TEXT SECTION >>
Too many distractions

It's hard to motivate yourself to work when you can't even focus on what needs to be done. Workplace distractions are one of the biggest causes of loss of productivity.

The trend towards open space work environments exposes workers to higher levels of noise and stress. Who is motivated to work when 1000 different things are fighting for your attention?

If possible, ask for a private space where you can get your work done. Noise-canceling headphones are a good solution too. As a last resort, ask your boss if you can do your work from home.

Your career has stagnated

It doesn't matter how hard you work, your career is going nowhere. You've been at the same job for years and you can't seem to get that promotion you've been dreaming of.

Ask yourself what's missing for you to make your next career jump? Is it a lack of education? Lack of risk-taking? Are people not noticing your hard work?

You need to sell yourself. Sell your skills. Sell your accomplishments. Nobody will notice you unless you make yourself noticeable.

You don't believe in yourself

Lack of self-esteem is a big issue in today's world. We're bombarded with messages on social media on how successful and happy everybody is.

If you feel ‌you don't measure up, I have good news: what you see on social media is not reality, it's a curated snapshot of other people's lives.

Take a break from social media, and focus on nurturing your self-esteem back to healthy levels.

Celebrate your wins, observe how far you've come in your professional career. But ultimately, you've got to accept yourself as a whole.

RECORD EXCERPTS >>
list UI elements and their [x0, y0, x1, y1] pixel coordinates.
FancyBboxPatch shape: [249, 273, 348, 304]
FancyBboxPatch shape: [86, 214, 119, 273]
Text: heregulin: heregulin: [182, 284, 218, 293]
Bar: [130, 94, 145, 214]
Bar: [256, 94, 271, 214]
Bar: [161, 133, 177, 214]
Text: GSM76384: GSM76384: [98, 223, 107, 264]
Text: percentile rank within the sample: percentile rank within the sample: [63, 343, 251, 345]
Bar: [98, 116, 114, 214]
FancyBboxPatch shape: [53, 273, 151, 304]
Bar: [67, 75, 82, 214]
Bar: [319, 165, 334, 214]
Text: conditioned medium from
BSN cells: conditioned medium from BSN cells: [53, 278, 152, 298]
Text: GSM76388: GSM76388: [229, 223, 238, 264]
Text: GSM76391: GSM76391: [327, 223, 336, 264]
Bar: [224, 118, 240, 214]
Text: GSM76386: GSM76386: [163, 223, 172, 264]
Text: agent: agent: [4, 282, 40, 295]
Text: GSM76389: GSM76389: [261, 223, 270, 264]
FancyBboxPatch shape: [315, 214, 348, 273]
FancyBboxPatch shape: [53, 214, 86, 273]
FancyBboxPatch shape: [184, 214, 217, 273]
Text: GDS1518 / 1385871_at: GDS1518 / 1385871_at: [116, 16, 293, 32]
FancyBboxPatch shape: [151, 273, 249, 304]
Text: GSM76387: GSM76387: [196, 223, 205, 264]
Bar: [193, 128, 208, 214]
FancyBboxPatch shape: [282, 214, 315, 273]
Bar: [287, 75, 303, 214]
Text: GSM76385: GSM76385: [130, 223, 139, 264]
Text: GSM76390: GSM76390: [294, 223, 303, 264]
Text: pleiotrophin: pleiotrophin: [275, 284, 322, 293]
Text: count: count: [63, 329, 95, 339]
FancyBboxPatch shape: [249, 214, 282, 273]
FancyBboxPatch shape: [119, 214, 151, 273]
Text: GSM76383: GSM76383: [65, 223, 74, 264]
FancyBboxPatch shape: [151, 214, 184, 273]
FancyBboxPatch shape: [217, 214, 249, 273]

WORK TO COMPLETE >> Please quote the full text on lost motivation at work, from "Too many distractions" through its final sentence, word for word.

OUTPUT OF THE TASK >>
Too many distractions

It's hard to motivate yourself to work when you can't even focus on what needs to be done. Workplace distractions are one of the biggest causes of loss of productivity.

The trend towards open space work environments exposes workers to higher levels of noise and stress. Who is motivated to work when 1000 different things are fighting for your attention?

If possible, ask for a private space where you can get your work done. Noise-canceling headphones are a good solution too. As a last resort, ask your boss if you can do your work from home.

Your career has stagnated

It doesn't matter how hard you work, your career is going nowhere. You've been at the same job for years and you can't seem to get that promotion you've been dreaming of.

Ask yourself what's missing for you to make your next career jump? Is it a lack of education? Lack of risk-taking? Are people not noticing your hard work?

You need to sell yourself. Sell your skills. Sell your accomplishments. Nobody will notice you unless you make yourself noticeable.

You don't believe in yourself

Lack of self-esteem is a big issue in today's world. We're bombarded with messages on social media on how successful and happy everybody is.

If you feel ‌you don't measure up, I have good news: what you see on social media is not reality, it's a curated snapshot of other people's lives.

Take a break from social media, and focus on nurturing your self-esteem back to healthy levels.

Celebrate your wins, observe how far you've come in your professional career. But ultimately, you've got to accept yourself as a whole.